WORK TO COMPLETE: Copy the listing word for word, from its first line through the line that contains "leader-line (664, 75, 677, 93)", including both of those lines.

DATASET CONTENT:
::::::::

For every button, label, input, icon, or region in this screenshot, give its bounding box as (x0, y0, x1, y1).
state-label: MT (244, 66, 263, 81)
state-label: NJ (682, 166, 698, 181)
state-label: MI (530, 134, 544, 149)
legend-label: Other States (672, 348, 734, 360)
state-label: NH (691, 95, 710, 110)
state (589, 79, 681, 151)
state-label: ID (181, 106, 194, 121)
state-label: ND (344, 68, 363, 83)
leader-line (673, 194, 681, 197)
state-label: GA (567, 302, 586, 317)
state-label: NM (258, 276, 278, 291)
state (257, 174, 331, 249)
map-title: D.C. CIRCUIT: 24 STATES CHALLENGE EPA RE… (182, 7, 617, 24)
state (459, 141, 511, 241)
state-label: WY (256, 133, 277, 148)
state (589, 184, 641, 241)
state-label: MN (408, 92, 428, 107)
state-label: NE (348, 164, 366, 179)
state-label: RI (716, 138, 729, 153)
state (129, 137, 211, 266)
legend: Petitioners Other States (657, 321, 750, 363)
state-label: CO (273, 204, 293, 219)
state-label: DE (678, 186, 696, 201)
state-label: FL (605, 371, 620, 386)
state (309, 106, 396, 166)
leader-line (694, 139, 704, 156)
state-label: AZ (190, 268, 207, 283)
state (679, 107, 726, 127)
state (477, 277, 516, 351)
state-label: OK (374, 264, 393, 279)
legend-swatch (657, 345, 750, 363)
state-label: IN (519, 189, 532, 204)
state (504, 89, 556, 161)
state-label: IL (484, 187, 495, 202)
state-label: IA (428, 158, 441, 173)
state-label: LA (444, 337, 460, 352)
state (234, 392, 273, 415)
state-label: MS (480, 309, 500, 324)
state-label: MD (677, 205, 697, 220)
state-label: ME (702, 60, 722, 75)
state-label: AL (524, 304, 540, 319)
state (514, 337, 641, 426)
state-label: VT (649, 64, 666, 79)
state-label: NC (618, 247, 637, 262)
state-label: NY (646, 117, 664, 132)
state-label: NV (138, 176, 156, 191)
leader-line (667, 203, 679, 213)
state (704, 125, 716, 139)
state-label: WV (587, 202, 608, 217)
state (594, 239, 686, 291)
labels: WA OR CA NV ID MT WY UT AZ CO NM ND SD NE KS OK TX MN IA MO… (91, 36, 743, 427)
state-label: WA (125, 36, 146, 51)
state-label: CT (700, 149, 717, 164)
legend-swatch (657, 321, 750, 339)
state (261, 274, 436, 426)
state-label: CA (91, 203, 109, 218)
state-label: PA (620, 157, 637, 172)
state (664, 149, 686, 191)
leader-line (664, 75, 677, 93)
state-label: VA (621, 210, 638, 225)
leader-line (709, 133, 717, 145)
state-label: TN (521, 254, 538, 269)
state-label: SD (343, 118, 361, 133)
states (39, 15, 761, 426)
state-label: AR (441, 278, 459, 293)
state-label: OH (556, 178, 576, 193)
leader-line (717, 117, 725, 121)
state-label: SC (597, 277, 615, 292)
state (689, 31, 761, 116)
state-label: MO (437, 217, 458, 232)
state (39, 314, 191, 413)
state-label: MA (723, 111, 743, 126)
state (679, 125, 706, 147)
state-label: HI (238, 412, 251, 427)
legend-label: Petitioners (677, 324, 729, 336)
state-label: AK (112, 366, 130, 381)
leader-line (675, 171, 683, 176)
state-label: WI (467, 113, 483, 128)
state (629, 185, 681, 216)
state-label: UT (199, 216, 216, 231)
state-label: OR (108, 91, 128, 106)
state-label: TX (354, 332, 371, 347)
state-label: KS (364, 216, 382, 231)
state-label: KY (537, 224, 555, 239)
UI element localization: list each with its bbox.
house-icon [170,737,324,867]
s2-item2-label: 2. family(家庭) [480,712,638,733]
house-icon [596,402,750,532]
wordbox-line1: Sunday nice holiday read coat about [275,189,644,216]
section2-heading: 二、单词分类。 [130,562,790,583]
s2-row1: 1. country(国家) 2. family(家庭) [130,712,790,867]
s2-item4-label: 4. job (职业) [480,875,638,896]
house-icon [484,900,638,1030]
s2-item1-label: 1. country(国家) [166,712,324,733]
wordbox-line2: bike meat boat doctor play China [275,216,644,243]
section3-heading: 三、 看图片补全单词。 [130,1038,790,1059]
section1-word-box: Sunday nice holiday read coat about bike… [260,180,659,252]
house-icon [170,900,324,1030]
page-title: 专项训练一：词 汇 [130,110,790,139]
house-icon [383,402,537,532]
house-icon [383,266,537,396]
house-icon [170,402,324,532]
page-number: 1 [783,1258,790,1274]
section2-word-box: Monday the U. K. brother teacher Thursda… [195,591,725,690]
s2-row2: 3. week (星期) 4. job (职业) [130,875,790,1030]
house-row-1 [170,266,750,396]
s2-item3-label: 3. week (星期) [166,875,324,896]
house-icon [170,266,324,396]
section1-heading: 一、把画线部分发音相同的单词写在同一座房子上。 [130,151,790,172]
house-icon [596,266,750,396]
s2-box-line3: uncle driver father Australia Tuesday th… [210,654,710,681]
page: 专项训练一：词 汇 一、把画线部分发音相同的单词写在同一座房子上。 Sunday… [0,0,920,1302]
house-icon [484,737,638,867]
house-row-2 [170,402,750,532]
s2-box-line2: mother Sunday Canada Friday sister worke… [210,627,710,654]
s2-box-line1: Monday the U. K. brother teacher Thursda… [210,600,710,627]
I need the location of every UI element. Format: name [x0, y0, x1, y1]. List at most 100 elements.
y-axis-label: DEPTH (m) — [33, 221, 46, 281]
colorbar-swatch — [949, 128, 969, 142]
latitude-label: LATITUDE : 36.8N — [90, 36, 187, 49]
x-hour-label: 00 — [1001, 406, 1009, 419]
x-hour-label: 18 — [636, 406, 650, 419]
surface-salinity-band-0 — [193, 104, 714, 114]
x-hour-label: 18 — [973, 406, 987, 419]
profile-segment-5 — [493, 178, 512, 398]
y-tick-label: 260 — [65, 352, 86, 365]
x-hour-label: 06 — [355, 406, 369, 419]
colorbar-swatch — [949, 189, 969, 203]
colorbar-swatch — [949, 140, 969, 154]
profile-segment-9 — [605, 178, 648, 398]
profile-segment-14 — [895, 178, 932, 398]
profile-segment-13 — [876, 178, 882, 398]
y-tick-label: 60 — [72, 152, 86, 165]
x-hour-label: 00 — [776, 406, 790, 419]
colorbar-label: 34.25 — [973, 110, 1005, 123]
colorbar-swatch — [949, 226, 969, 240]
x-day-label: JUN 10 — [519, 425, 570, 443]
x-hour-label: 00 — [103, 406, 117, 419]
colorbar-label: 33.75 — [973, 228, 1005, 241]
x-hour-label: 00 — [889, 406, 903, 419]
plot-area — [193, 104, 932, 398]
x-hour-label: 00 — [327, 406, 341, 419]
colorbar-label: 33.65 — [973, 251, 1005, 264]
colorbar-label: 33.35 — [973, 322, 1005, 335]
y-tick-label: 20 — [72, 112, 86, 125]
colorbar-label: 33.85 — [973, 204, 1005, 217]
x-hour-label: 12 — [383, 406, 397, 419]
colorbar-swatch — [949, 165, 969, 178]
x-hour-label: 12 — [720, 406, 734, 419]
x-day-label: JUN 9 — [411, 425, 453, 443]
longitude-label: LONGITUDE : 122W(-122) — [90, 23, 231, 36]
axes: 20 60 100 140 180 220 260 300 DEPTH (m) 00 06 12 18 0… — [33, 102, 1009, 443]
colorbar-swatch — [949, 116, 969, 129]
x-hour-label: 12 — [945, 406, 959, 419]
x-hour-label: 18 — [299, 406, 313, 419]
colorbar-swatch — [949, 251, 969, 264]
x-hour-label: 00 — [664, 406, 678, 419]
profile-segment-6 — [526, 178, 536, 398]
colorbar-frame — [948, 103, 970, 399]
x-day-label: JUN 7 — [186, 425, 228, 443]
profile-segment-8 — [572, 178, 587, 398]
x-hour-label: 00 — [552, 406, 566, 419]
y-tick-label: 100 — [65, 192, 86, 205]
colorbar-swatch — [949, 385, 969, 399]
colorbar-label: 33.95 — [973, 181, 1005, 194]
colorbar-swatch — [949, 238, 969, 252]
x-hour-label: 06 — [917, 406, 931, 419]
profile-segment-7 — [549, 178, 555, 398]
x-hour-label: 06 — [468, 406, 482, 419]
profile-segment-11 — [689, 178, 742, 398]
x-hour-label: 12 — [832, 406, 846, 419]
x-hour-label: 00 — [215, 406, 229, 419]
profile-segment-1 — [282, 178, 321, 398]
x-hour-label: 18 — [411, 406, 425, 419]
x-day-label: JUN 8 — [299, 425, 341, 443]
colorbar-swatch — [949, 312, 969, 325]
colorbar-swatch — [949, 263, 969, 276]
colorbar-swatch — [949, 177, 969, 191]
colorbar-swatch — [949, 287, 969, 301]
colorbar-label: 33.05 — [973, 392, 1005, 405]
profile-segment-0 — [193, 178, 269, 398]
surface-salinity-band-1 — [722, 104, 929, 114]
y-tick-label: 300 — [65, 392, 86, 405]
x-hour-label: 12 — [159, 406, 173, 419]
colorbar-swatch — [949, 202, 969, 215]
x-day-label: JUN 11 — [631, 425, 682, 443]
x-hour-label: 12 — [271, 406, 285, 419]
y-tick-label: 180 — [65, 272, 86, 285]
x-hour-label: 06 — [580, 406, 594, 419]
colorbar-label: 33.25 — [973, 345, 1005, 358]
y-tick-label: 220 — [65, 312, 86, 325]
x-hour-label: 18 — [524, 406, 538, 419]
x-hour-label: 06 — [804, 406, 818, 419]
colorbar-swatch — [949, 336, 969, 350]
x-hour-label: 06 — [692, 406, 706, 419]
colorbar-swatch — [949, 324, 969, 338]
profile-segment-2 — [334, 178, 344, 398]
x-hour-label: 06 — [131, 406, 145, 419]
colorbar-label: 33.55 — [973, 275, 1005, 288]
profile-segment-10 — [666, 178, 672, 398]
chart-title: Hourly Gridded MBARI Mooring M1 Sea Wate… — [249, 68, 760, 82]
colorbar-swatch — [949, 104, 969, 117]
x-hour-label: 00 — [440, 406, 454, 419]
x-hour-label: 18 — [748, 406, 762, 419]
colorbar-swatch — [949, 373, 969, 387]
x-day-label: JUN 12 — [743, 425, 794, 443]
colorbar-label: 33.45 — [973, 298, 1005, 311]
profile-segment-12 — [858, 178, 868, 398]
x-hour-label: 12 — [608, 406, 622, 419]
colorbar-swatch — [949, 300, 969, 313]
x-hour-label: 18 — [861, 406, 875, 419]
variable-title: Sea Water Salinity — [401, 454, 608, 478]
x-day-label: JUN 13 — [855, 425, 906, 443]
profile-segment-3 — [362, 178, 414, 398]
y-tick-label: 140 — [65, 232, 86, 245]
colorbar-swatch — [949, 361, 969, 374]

::::::::

THE ANSWER:
For every button, label, input, icon, or region in this screenshot, give its bounding box as (x0, y0, x1, y1).
state-label: MT (244, 66, 263, 81)
state-label: NJ (682, 166, 698, 181)
state-label: MI (530, 134, 544, 149)
legend-label: Other States (672, 348, 734, 360)
state-label: NH (691, 95, 710, 110)
state (589, 79, 681, 151)
state-label: ID (181, 106, 194, 121)
state-label: ND (344, 68, 363, 83)
leader-line (673, 194, 681, 197)
state-label: GA (567, 302, 586, 317)
state-label: NM (258, 276, 278, 291)
state (257, 174, 331, 249)
map-title: D.C. CIRCUIT: 24 STATES CHALLENGE EPA RE… (182, 7, 617, 24)
state (459, 141, 511, 241)
state-label: WY (256, 133, 277, 148)
state (589, 184, 641, 241)
state-label: MN (408, 92, 428, 107)
state-label: NE (348, 164, 366, 179)
state-label: RI (716, 138, 729, 153)
state (129, 137, 211, 266)
legend: Petitioners Other States (657, 321, 750, 363)
state-label: CO (273, 204, 293, 219)
state-label: DE (678, 186, 696, 201)
state-label: FL (605, 371, 620, 386)
state (309, 106, 396, 166)
leader-line (694, 139, 704, 156)
state-label: AZ (190, 268, 207, 283)
state (679, 107, 726, 127)
state (477, 277, 516, 351)
state-label: OK (374, 264, 393, 279)
legend-swatch (657, 345, 750, 363)
state-label: IN (519, 189, 532, 204)
state (504, 89, 556, 161)
state-label: IL (484, 187, 495, 202)
state-label: IA (428, 158, 441, 173)
state-label: LA (444, 337, 460, 352)
state (234, 392, 273, 415)
state-label: MS (480, 309, 500, 324)
state-label: MD (677, 205, 697, 220)
state-label: ME (702, 60, 722, 75)
state-label: AL (524, 304, 540, 319)
state (514, 337, 641, 426)
state-label: VT (649, 64, 666, 79)
state-label: NC (618, 247, 637, 262)
state-label: NY (646, 117, 664, 132)
state-label: NV (138, 176, 156, 191)
leader-line (667, 203, 679, 213)
state (704, 125, 716, 139)
state-label: WV (587, 202, 608, 217)
state (594, 239, 686, 291)
labels: WA OR CA NV ID MT WY UT AZ CO NM ND SD NE KS OK TX MN IA MO… (91, 36, 743, 427)
state-label: WA (125, 36, 146, 51)
state-label: CT (700, 149, 717, 164)
legend-swatch (657, 321, 750, 339)
state (261, 274, 436, 426)
state-label: CA (91, 203, 109, 218)
state-label: PA (620, 157, 637, 172)
state (664, 149, 686, 191)
leader-line (664, 75, 677, 93)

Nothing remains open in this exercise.